• **What to work on**: Reproduce the full listing that appears beneath this instruction exactly.
=======
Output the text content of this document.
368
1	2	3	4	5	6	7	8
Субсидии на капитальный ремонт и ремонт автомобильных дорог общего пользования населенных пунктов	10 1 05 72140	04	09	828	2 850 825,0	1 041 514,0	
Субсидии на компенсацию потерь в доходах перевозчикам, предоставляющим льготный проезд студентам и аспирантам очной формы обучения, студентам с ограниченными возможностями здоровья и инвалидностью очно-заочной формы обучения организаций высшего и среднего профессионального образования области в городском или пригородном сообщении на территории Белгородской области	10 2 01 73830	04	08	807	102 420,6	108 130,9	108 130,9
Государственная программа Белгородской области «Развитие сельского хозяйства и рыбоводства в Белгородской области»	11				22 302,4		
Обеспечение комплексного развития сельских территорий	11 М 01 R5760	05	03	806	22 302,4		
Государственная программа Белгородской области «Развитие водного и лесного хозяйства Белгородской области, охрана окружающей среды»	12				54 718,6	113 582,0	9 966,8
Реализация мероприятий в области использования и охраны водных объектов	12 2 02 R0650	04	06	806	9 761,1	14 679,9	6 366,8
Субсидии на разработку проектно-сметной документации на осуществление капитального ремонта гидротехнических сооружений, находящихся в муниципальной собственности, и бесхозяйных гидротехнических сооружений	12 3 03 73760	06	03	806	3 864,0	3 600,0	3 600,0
=======
• **Written answer**:
Output the text content of this document.
368
1	2	3	4	5	6	7	8
Субсидии на капитальный ремонт и ремонт автомобильных дорог общего пользования населенных пунктов	10 1 05 72140	04	09	828	2 850 825,0	1 041 514,0	
Субсидии на компенсацию потерь в доходах перевозчикам, предоставляющим льготный проезд студентам и аспирантам очной формы обучения, студентам с ограниченными возможностями здоровья и инвалидностью очно-заочной формы обучения организаций высшего и среднего профессионального образования области в городском или пригородном сообщении на территории Белгородской области	10 2 01 73830	04	08	807	102 420,6	108 130,9	108 130,9
Государственная программа Белгородской области «Развитие сельского хозяйства и рыбоводства в Белгородской области»	11				22 302,4		
Обеспечение комплексного развития сельских территорий	11 М 01 R5760	05	03	806	22 302,4		
Государственная программа Белгородской области «Развитие водного и лесного хозяйства Белгородской области, охрана окружающей среды»	12				54 718,6	113 582,0	9 966,8
Реализация мероприятий в области использования и охраны водных объектов	12 2 02 R0650	04	06	806	9 761,1	14 679,9	6 366,8
Субсидии на разработку проектно-сметной документации на осуществление капитального ремонта гидротехнических сооружений, находящихся в муниципальной собственности, и бесхозяйных гидротехнических сооружений	12 3 03 73760	06	03	806	3 864,0	3 600,0	3 600,0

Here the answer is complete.